§ **TASK DETAILS**: Every line that holds "乙方可以终止合同" should be shown.

§ **PROVIDED MATERIAL**:
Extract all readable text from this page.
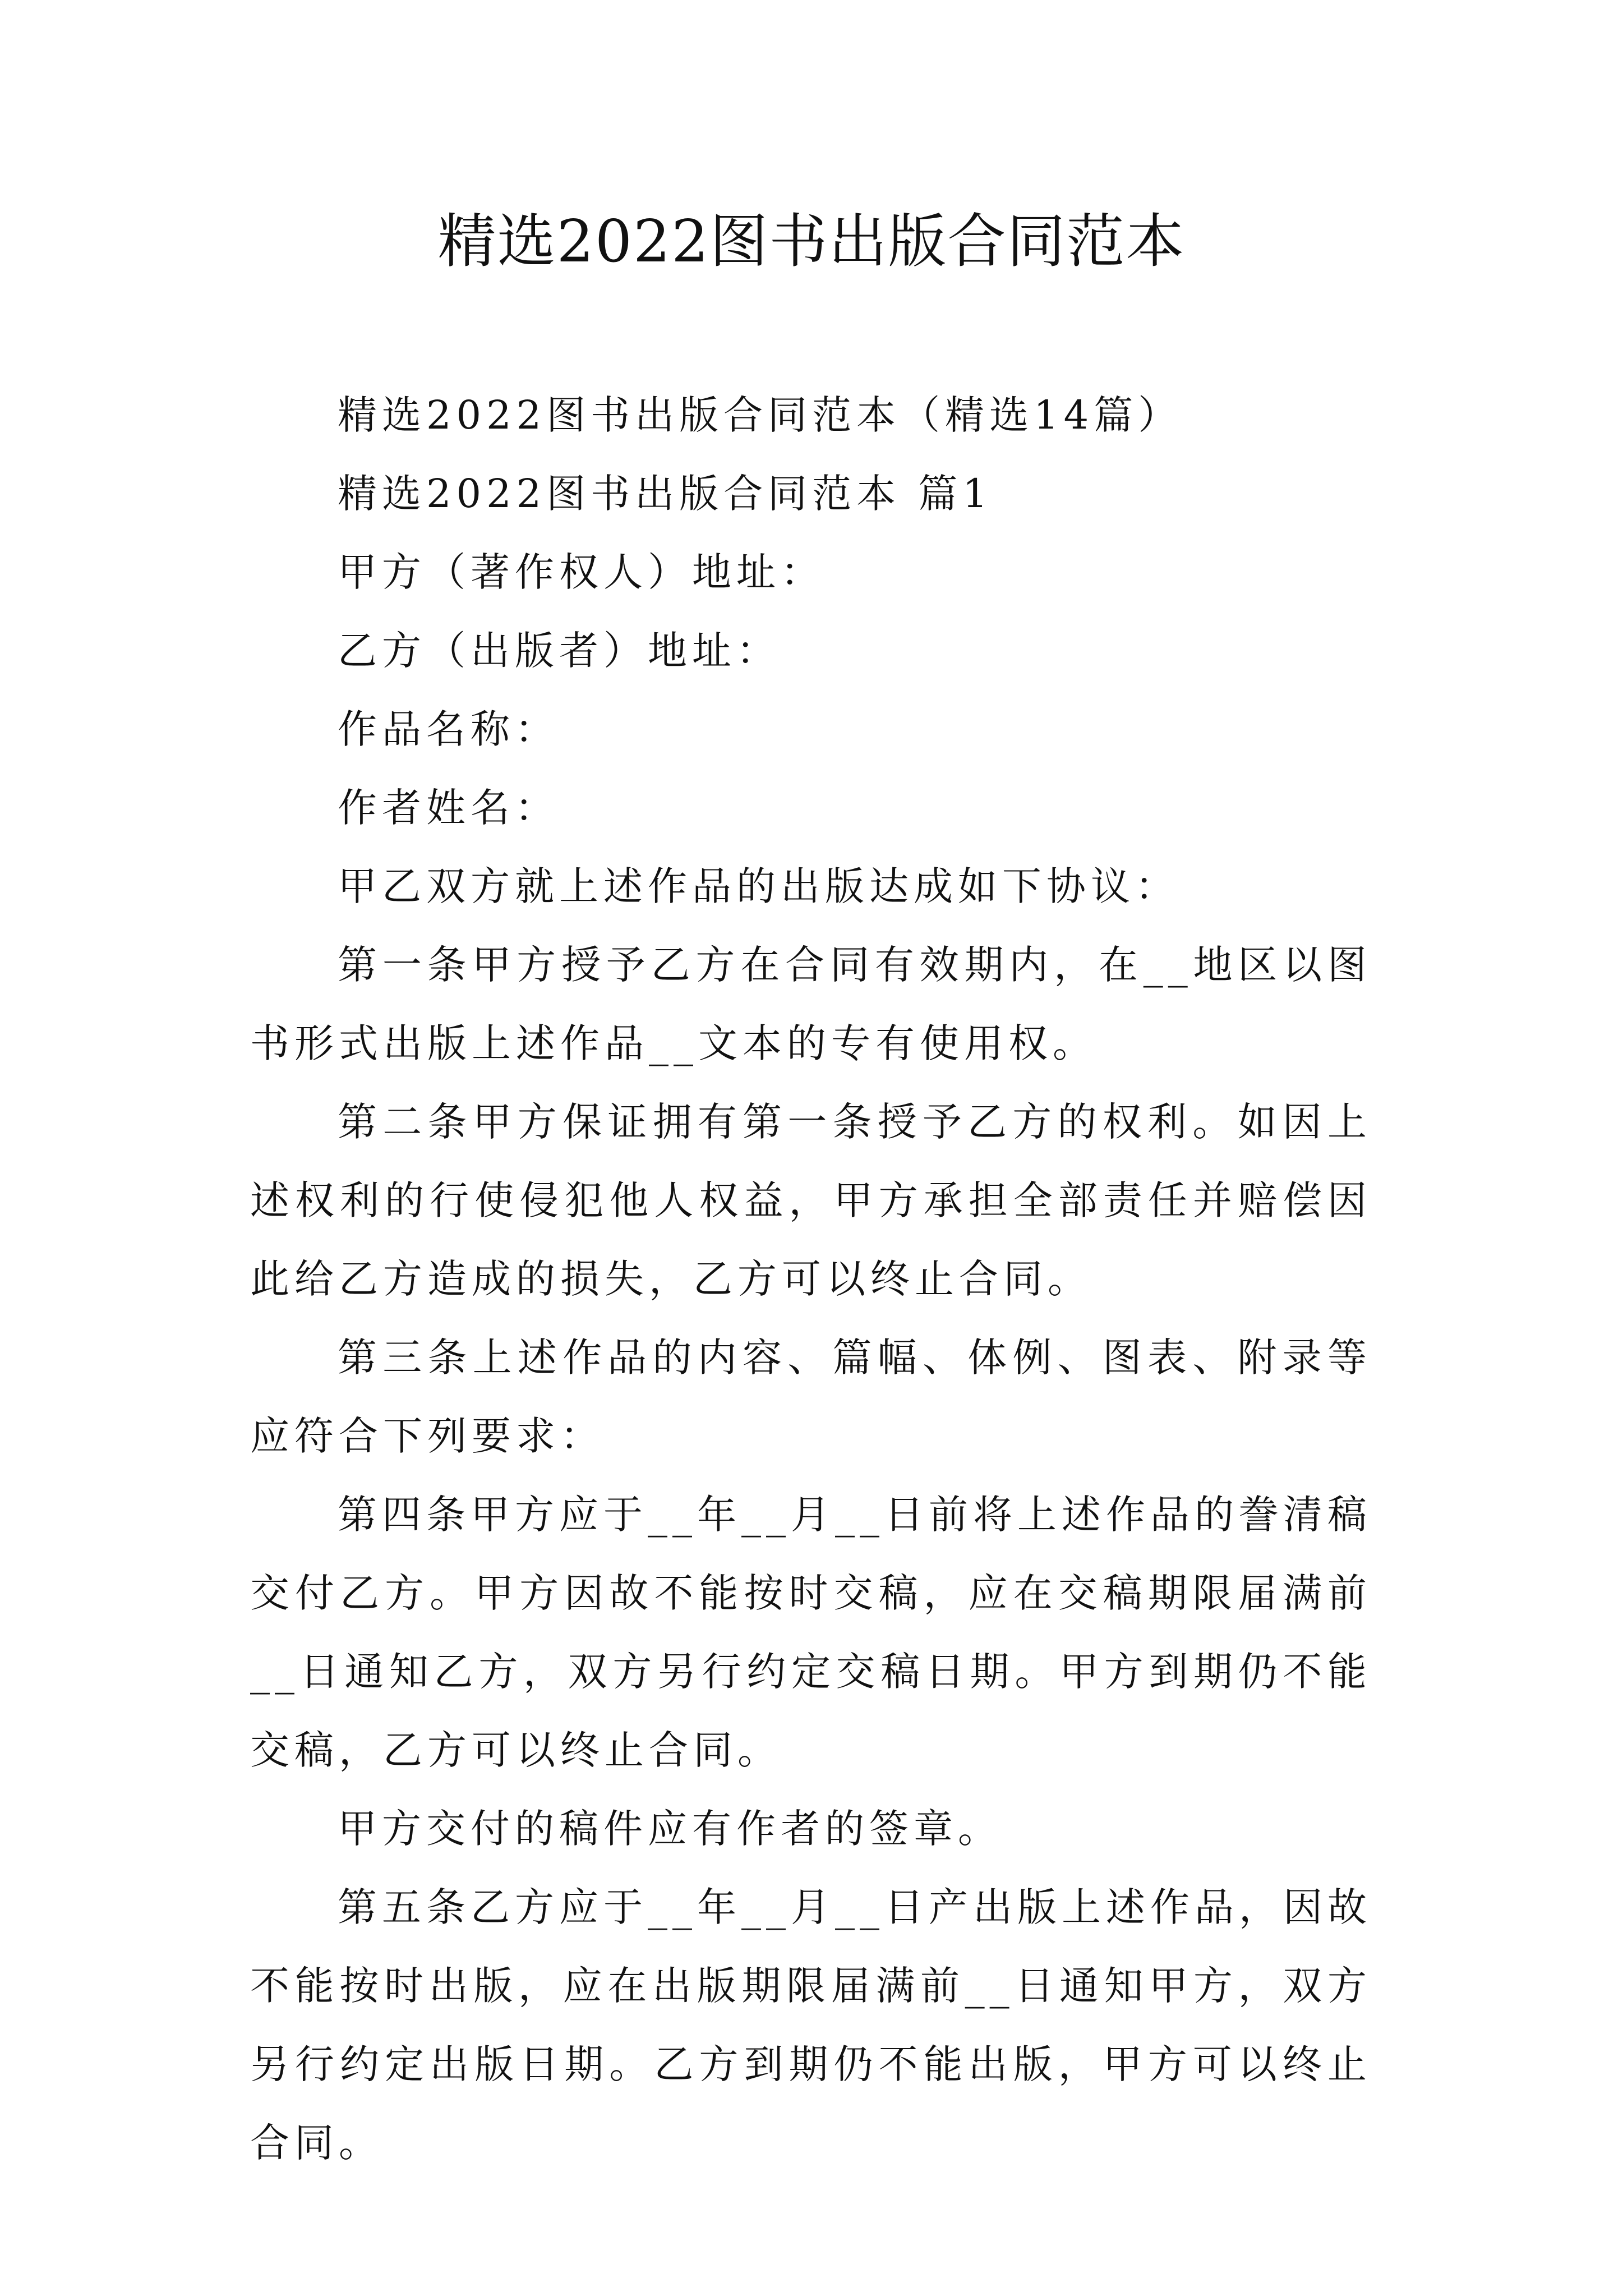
精选2022图书出版合同范本

精选2022图书出版合同范本（精选14篇）

精选2022图书出版合同范本 篇1

甲方（著作权人）地址：

乙方（出版者）地址：

作品名称：

作者姓名：

甲乙双方就上述作品的出版达成如下协议：

第一条甲方授予乙方在合同有效期内，在__地区以图书形式出版上述作品__文本的专有使用权。

第二条甲方保证拥有第一条授予乙方的权利。如因上述权利的行使侵犯他人权益，甲方承担全部责任并赔偿因此给乙方造成的损失，乙方可以终止合同。

第三条上述作品的内容、篇幅、体例、图表、附录等应符合下列要求：

第四条甲方应于__年__月__日前将上述作品的誊清稿交付乙方。甲方因故不能按时交稿，应在交稿期限届满前__日通知乙方，双方另行约定交稿日期。甲方到期仍不能交稿，乙方可以终止合同。

甲方交付的稿件应有作者的签章。

第五条乙方应于__年__月__日产出版上述作品，因故不能按时出版，应在出版期限届满前__日通知甲方，双方另行约定出版日期。乙方到期仍不能出版，甲方可以终止合同。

§ **WRITTEN ANSWER**:
第二条甲方保证拥有第一条授予乙方的权利。如因上述权利的行使侵犯他人权益，甲方承担全部责任并赔偿因此给乙方造成的损失，乙方可以终止合同。
第四条甲方应于__年__月__日前将上述作品的誊清稿交付乙方。甲方因故不能按时交稿，应在交稿期限届满前__日通知乙方，双方另行约定交稿日期。甲方到期仍不能交稿，乙方可以终止合同。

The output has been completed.